Pull each line holding "бюджет" out of the entries below.

* BEGIN Extracted records *

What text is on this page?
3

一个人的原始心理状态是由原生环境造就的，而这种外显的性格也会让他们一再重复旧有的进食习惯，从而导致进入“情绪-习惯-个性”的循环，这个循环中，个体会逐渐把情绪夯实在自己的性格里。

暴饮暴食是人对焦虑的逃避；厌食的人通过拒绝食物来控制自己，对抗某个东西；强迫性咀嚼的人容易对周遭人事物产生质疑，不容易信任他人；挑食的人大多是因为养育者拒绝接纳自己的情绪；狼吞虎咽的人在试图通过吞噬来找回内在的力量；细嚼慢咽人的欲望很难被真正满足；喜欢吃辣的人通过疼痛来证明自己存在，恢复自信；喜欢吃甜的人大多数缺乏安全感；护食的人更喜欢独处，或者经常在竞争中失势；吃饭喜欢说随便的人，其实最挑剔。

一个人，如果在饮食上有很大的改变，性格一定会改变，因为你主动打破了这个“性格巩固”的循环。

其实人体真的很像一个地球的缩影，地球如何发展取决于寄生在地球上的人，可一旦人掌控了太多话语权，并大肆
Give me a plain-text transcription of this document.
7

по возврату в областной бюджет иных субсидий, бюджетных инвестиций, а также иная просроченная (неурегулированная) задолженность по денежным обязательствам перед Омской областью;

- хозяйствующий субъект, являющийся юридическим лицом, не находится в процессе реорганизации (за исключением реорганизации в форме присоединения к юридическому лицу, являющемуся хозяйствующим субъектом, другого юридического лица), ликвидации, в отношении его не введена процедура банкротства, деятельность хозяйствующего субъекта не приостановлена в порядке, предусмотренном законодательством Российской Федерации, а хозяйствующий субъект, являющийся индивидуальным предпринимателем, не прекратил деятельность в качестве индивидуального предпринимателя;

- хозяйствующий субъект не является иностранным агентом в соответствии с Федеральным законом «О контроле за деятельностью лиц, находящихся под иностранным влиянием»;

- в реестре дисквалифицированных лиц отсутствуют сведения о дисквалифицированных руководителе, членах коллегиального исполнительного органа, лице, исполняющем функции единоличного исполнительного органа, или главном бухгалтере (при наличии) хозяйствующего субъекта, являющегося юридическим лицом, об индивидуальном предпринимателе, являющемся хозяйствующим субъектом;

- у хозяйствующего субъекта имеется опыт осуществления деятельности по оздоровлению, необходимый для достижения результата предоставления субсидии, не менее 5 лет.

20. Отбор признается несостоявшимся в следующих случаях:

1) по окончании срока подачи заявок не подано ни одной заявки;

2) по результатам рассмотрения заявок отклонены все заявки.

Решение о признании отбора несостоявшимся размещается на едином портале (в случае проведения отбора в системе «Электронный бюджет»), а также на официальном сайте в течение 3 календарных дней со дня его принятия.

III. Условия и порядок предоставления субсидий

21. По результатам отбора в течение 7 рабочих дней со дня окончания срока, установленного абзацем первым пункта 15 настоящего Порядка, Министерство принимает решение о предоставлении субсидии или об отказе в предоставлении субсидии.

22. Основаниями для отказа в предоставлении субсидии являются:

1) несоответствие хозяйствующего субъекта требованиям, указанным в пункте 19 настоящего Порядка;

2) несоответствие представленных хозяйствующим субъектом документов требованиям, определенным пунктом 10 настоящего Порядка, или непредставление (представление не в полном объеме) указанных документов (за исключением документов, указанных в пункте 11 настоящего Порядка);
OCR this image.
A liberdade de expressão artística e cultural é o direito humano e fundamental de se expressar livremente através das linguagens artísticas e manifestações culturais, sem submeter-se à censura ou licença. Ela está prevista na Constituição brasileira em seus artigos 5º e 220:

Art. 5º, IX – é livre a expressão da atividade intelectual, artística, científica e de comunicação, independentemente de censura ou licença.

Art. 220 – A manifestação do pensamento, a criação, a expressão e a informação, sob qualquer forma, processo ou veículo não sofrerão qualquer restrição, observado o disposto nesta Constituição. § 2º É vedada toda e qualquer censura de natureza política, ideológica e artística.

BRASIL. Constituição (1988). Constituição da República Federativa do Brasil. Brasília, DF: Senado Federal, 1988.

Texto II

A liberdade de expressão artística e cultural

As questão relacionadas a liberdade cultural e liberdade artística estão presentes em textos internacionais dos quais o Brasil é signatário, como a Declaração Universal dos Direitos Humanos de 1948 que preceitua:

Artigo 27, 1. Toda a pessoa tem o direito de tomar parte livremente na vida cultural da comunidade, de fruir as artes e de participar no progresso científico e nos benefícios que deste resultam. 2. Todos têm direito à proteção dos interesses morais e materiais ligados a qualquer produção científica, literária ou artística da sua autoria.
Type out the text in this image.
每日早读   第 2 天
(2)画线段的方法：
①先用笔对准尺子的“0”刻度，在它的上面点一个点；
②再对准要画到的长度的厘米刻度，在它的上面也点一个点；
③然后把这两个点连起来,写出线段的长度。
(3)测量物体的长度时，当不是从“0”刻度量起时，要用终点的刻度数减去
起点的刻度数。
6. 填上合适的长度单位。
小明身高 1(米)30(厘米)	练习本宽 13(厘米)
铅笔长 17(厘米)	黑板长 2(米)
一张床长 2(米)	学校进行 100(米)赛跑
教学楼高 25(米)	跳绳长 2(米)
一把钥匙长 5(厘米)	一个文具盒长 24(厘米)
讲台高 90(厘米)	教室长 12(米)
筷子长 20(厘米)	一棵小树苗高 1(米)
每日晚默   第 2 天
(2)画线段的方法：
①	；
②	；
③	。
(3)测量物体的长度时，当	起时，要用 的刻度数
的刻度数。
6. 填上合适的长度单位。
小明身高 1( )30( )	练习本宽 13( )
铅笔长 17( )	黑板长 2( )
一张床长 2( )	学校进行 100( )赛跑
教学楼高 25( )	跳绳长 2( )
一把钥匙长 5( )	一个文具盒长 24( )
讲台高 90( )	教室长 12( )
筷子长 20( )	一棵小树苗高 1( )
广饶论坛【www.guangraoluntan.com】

* END Extracted records *

◆ **Solution to the problem**
по возврату в областной бюджет иных субсидий, бюджетных инвестиций, а также иная просроченная (неурегулированная) задолженность по денежным обязательствам перед Омской областью;
Решение о признании отбора несостоявшимся размещается на едином портале (в случае проведения отбора в системе «Электронный бюджет»), а также на официальном сайте в течение 3 календарных дней со дня его принятия.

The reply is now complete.